Stored records:
★ ★ ★ ★

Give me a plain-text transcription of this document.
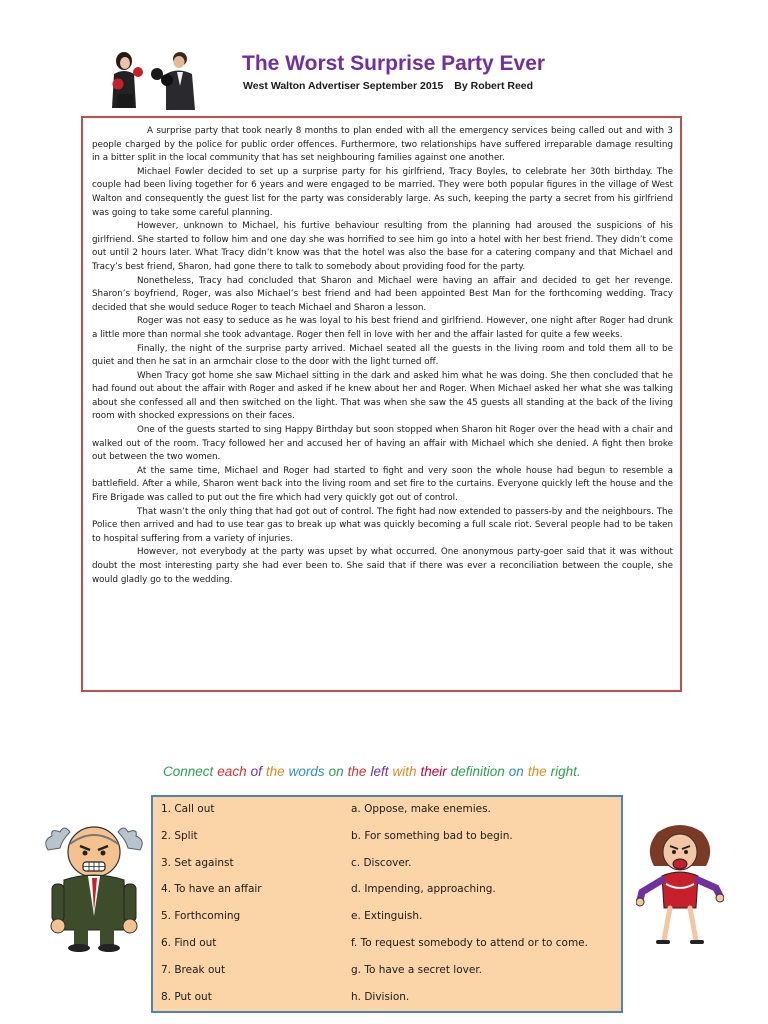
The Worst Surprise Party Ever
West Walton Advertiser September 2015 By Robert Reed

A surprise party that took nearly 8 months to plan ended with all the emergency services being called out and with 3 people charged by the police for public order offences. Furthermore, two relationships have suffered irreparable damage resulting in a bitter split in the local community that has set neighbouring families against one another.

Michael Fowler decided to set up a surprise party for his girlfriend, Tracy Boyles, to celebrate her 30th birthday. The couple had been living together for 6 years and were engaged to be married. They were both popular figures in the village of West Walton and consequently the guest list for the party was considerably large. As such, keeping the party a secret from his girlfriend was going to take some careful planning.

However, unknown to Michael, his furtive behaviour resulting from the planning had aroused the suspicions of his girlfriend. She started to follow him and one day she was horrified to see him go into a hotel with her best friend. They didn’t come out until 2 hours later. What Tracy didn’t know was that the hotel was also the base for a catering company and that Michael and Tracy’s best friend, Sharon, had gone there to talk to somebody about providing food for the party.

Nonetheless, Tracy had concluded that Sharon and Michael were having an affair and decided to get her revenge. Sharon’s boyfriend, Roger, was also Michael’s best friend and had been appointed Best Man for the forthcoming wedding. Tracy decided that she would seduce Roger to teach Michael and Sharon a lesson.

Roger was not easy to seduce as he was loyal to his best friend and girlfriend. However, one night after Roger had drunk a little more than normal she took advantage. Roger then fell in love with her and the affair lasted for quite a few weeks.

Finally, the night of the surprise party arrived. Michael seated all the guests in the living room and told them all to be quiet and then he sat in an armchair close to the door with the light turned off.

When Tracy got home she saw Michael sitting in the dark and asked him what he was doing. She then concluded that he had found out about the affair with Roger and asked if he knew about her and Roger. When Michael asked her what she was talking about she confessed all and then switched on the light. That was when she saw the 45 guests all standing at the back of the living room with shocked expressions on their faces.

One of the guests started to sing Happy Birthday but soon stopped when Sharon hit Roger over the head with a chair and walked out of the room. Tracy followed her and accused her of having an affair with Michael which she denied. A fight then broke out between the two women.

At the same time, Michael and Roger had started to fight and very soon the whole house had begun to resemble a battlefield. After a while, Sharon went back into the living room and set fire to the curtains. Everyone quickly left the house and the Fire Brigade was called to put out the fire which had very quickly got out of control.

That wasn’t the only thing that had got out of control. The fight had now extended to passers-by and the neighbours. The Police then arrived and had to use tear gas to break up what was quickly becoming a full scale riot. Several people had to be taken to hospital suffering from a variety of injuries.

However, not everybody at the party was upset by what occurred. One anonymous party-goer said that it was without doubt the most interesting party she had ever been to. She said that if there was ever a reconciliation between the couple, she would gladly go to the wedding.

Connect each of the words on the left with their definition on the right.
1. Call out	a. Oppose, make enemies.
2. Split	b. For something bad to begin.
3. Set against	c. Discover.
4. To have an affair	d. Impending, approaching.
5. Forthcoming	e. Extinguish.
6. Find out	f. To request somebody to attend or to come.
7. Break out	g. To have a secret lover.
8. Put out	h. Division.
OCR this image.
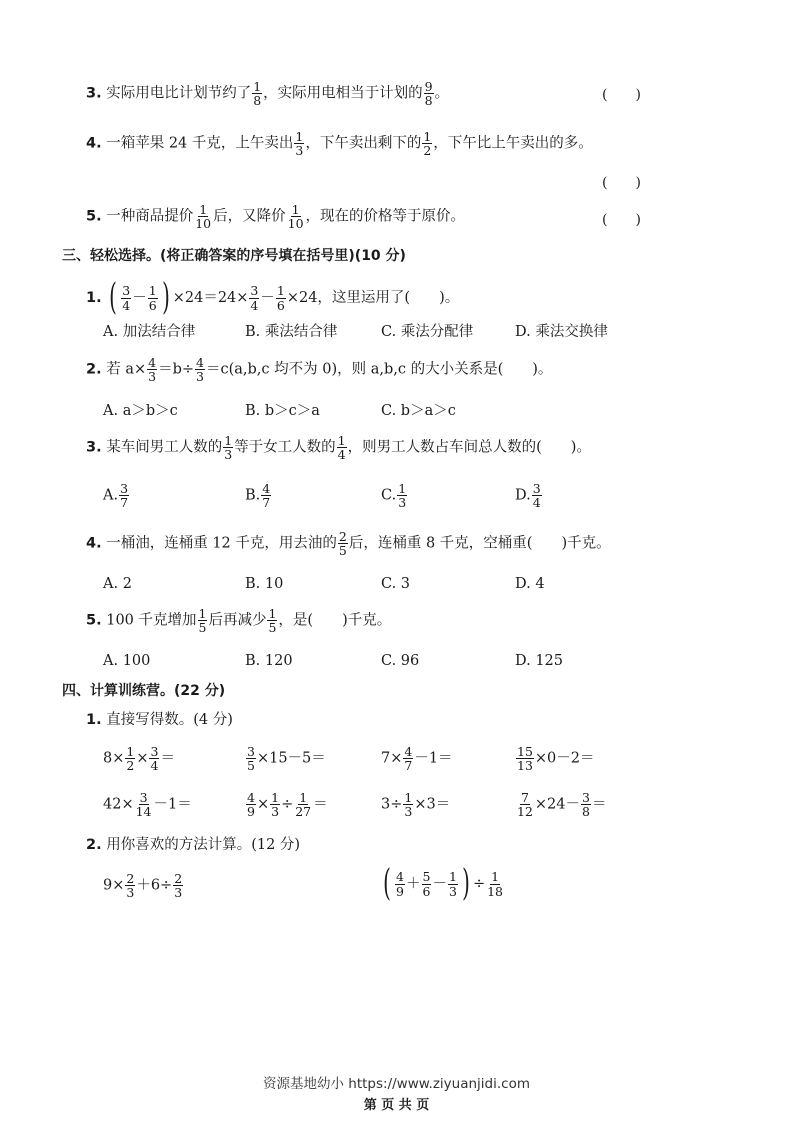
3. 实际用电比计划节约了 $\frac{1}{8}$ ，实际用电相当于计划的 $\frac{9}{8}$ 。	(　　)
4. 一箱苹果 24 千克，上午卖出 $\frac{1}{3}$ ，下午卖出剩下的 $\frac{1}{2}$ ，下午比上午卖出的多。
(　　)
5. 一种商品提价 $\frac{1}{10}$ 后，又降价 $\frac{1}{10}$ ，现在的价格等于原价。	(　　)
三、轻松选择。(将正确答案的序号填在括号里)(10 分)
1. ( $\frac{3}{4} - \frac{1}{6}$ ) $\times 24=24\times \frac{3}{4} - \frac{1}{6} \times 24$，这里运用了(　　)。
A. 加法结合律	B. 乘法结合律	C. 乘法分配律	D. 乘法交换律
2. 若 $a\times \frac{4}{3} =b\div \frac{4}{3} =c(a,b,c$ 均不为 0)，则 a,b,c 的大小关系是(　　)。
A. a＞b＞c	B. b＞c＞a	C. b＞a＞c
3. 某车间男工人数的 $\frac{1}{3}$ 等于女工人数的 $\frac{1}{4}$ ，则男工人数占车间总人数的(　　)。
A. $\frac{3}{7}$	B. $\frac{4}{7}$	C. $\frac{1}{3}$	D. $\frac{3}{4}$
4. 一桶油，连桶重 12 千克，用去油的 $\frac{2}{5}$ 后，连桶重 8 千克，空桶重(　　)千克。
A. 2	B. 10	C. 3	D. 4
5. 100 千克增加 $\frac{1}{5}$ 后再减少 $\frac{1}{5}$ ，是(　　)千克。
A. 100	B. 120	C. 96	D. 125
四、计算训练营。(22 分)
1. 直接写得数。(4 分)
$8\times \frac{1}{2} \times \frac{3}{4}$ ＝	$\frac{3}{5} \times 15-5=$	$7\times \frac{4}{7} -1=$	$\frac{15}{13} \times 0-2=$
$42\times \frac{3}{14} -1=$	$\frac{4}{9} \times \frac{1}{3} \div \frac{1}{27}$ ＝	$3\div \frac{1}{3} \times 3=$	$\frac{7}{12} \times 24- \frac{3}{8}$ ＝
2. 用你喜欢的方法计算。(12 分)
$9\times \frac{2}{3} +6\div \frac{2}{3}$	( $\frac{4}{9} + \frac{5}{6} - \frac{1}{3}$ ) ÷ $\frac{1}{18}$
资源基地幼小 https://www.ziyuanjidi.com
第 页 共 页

★ ★ ★ ★

Aim
Find every line that has "decided" in it, then return those lines.

The response
Michael Fowler decided to set up a surprise party for his girlfriend, Tracy Boyles, to celebrate her 30th birthday. The couple had been living together for 6 years and were engaged to be married. They were both popular figures in the village of West Walton and consequently the guest list for the party was considerably large. As such, keeping the party a secret from his girlfriend was going to take some careful planning.
Nonetheless, Tracy had concluded that Sharon and Michael were having an affair and decided to get her revenge. Sharon’s boyfriend, Roger, was also Michael’s best friend and had been appointed Best Man for the forthcoming wedding. Tracy decided that she would seduce Roger to teach Michael and Sharon a lesson.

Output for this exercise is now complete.